**What this task involves**
Of all the lines in the records, how many hold the word "caption"? Answer with the number only.
━━━━━ Data for processing ━━━━━
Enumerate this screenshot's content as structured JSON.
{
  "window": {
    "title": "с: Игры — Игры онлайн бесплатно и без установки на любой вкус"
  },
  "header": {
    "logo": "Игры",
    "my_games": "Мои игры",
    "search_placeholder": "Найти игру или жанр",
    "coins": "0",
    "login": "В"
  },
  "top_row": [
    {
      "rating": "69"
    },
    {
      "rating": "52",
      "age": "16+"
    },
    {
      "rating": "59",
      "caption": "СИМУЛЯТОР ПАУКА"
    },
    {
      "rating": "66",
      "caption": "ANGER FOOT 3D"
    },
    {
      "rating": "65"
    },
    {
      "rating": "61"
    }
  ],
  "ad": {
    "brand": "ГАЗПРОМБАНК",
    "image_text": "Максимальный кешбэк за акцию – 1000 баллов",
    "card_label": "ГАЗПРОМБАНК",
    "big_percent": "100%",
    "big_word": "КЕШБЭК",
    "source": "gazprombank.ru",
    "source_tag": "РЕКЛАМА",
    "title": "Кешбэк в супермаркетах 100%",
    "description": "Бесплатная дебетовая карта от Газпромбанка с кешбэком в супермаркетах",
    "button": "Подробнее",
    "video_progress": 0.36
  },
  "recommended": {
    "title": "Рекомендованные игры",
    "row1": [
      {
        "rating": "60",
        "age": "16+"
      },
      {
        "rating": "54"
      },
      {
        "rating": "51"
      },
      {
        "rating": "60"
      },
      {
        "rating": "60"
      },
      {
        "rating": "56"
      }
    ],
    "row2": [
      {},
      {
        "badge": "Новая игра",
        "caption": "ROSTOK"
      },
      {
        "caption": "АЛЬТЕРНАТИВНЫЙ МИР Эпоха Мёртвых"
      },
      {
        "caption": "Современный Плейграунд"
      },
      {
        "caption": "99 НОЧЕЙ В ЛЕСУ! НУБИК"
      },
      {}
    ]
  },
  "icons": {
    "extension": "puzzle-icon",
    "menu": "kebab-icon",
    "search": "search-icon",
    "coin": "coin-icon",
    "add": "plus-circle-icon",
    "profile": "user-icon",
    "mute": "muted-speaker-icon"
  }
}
━━━━━
**Result for this exercise**
6